#### Zeilen aus einem Layout-Datensatz:
::::

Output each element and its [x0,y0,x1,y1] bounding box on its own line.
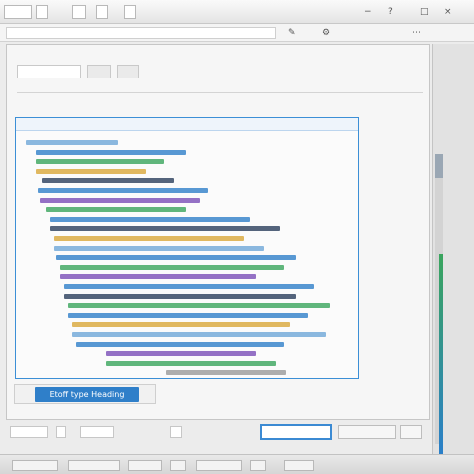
code-line [40,197,200,203]
tool-icon[interactable] [170,426,182,438]
code-line [60,264,284,270]
code-line [42,178,174,184]
ok-button[interactable] [260,424,332,440]
close-icon[interactable]: × [444,7,452,17]
tab-preview[interactable] [86,65,111,78]
paragraph-style-box: Etoff type Heading [14,384,156,404]
taskbar-item-4[interactable] [170,460,186,471]
code-line [36,168,146,174]
code-line [50,216,250,222]
code-line [38,188,208,193]
taskbar [0,454,474,474]
taskbar-item-6[interactable] [250,460,266,471]
help-icon[interactable]: ? [388,7,393,17]
address-input[interactable] [6,27,276,39]
code-line [64,293,296,299]
code-line [26,140,118,145]
code-line [64,284,314,289]
editor-dialog [6,44,430,420]
tab-source[interactable] [17,65,81,78]
code-line [106,360,276,366]
editor-toolbar [17,81,423,93]
accent-strip [439,254,443,454]
pen-icon[interactable]: ✎ [288,28,296,38]
app-menu-button[interactable] [4,5,32,19]
address-bar: ✎ ⚙ ⋯ [0,24,474,42]
code-line [76,341,284,347]
format-select[interactable] [10,426,48,438]
help-button[interactable] [400,425,422,439]
paragraph-style-label[interactable]: Etoff type Heading [35,387,139,402]
code-line [106,351,256,357]
dialog-controls [10,424,430,442]
title-bar: − ? □ × [0,0,474,24]
code-line [54,236,244,241]
code-editor[interactable] [15,117,359,379]
view-button[interactable] [72,5,86,19]
code-line [56,255,296,261]
code-line [60,274,256,280]
taskbar-item-1[interactable] [12,460,58,471]
settings-icon[interactable]: ⋯ [412,28,421,38]
back-button[interactable] [36,5,48,19]
code-line [68,312,308,318]
code-line [50,226,280,232]
code-line [72,332,326,337]
code-line [72,322,290,328]
code-lines [16,132,358,378]
taskbar-item-3[interactable] [128,460,162,471]
close-tab-button[interactable] [124,5,136,19]
gear-icon[interactable]: ⚙ [322,28,330,38]
dialog-tabs [17,65,142,79]
size-select[interactable] [80,426,114,438]
maximize-icon[interactable]: □ [420,7,429,17]
code-line [166,370,286,376]
minimize-icon[interactable]: − [364,7,372,17]
taskbar-item-2[interactable] [68,460,120,471]
tab-options[interactable] [116,65,139,78]
taskbar-item-5[interactable] [196,460,242,471]
code-line [36,159,164,165]
code-line [68,303,330,309]
cancel-button[interactable] [338,425,396,439]
side-panel [432,44,474,454]
code-editor-header [16,118,358,131]
code-line [36,149,186,155]
code-line [54,245,264,251]
code-line [46,207,186,213]
taskbar-item-7[interactable] [284,460,314,471]
save-button[interactable] [96,5,108,19]
scrollbar-thumb[interactable] [435,154,443,178]
option-checkbox[interactable] [56,426,66,438]
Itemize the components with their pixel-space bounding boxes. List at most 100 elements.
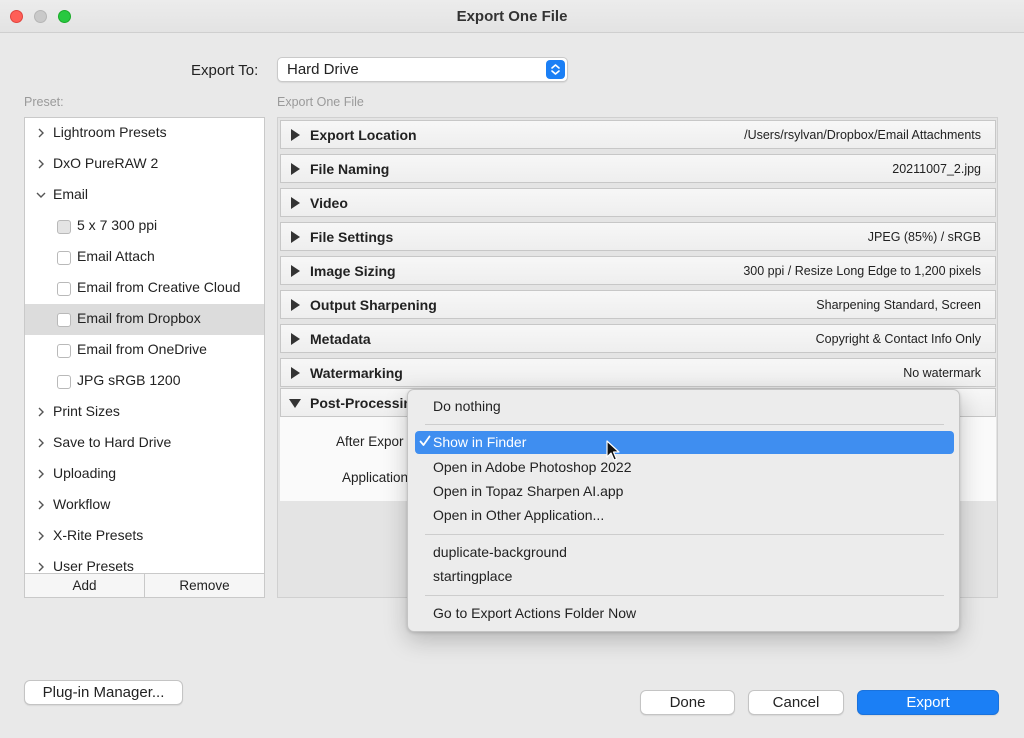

::::

#### Gestellte Aufgabe:
Schreib aus der Auflistung oben die Zeilen unverändert ab. Beginne mit der Zeile, die "code-line [40,197,200,203]" enthält, und fahre bis einschließlich der Zeile fort, die "app-menu-button[interactable] [4,5,32,19]" enthält.

#### Vollständige Antwort:
code-line [40,197,200,203]
tool-icon[interactable] [170,426,182,438]
code-line [60,264,284,270]
code-line [42,178,174,184]
ok-button[interactable] [260,424,332,440]
close-icon[interactable]: × [444,7,452,17]
tab-preview[interactable] [86,65,111,78]
paragraph-style-box: Etoff type Heading [14,384,156,404]
taskbar-item-4[interactable] [170,460,186,471]
code-line [36,168,146,174]
code-line [50,216,250,222]
code-line [38,188,208,193]
taskbar [0,454,474,474]
taskbar-item-6[interactable] [250,460,266,471]
help-icon[interactable]: ? [388,7,393,17]
address-input[interactable] [6,27,276,39]
code-line [64,293,296,299]
code-line [26,140,118,145]
code-line [64,284,314,289]
editor-dialog [6,44,430,420]
tab-source[interactable] [17,65,81,78]
code-line [106,360,276,366]
editor-toolbar [17,81,423,93]
accent-strip [439,254,443,454]
pen-icon[interactable]: ✎ [288,28,296,38]
app-menu-button[interactable] [4,5,32,19]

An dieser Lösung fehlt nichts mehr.